### TASK DIRECTIONS
Write out the lines precisely, from the beginning of the items up to and including the line containing "item-tile[interactable]: Détecteur de".

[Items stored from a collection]
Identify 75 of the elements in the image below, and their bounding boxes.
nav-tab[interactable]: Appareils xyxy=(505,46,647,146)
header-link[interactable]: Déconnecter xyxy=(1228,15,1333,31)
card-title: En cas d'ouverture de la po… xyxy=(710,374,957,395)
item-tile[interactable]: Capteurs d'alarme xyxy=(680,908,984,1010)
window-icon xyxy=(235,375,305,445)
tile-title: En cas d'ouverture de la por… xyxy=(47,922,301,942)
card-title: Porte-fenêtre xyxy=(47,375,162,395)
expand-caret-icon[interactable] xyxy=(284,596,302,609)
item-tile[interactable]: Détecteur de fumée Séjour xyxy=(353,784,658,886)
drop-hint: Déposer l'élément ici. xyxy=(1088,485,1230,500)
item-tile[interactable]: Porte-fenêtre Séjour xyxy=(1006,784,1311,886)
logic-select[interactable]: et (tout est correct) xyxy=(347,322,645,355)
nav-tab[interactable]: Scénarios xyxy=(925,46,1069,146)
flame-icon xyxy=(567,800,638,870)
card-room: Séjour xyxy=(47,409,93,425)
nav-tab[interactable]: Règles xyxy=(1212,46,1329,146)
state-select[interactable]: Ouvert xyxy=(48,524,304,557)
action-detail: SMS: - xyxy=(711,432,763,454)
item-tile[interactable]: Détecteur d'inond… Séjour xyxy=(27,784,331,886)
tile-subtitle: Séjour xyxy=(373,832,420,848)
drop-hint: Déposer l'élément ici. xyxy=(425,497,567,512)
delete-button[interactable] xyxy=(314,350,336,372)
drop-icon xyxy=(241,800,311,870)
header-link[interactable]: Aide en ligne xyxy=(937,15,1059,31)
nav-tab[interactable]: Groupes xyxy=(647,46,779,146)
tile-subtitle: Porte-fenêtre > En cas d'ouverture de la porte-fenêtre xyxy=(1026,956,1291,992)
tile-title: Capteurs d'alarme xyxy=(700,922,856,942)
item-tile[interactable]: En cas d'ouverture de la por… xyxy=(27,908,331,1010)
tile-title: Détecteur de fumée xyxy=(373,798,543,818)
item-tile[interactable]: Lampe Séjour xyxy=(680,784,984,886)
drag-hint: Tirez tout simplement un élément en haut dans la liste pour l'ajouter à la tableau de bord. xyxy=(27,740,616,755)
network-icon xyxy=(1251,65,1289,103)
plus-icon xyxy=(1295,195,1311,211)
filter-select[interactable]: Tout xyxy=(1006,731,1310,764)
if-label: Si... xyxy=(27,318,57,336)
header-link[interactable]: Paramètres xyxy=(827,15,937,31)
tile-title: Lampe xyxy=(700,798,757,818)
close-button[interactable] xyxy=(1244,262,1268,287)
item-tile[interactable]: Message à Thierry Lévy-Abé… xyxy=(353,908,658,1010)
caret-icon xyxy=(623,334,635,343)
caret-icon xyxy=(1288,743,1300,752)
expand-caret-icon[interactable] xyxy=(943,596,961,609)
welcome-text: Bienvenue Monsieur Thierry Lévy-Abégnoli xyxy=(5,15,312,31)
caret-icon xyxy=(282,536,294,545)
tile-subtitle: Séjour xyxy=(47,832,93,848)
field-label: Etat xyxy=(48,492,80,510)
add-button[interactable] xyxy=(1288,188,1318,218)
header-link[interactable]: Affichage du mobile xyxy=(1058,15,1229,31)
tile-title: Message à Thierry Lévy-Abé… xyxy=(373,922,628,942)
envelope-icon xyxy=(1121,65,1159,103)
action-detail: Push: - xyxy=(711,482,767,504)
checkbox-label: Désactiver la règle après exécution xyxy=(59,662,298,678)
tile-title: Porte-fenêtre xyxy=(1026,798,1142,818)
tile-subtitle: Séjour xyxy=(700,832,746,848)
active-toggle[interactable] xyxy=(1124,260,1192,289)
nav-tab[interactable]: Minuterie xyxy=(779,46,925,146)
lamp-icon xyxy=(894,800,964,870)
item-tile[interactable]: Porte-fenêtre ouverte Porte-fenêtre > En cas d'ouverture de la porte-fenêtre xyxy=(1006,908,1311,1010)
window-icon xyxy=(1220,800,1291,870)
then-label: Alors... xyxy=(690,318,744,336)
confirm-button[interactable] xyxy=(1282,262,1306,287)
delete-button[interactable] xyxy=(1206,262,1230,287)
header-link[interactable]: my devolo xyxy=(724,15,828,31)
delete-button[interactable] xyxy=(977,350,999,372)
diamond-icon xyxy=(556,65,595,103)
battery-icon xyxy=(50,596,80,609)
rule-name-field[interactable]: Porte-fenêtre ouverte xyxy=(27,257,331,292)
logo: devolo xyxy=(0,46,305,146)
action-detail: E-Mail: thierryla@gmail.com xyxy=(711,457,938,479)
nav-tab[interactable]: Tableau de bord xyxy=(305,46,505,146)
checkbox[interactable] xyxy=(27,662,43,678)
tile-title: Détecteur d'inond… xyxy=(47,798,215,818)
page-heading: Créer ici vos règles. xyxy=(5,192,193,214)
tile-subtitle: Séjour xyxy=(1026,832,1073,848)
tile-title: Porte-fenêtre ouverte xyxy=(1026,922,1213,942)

### EXERCISE RESPONSE
Identify 75 of the elements in the image below, and their bounding boxes.
nav-tab[interactable]: Appareils xyxy=(505,46,647,146)
header-link[interactable]: Déconnecter xyxy=(1228,15,1333,31)
card-title: En cas d'ouverture de la po… xyxy=(710,374,957,395)
item-tile[interactable]: Capteurs d'alarme xyxy=(680,908,984,1010)
window-icon xyxy=(235,375,305,445)
tile-title: En cas d'ouverture de la por… xyxy=(47,922,301,942)
card-title: Porte-fenêtre xyxy=(47,375,162,395)
expand-caret-icon[interactable] xyxy=(284,596,302,609)
item-tile[interactable]: Détecteur de fumée Séjour xyxy=(353,784,658,886)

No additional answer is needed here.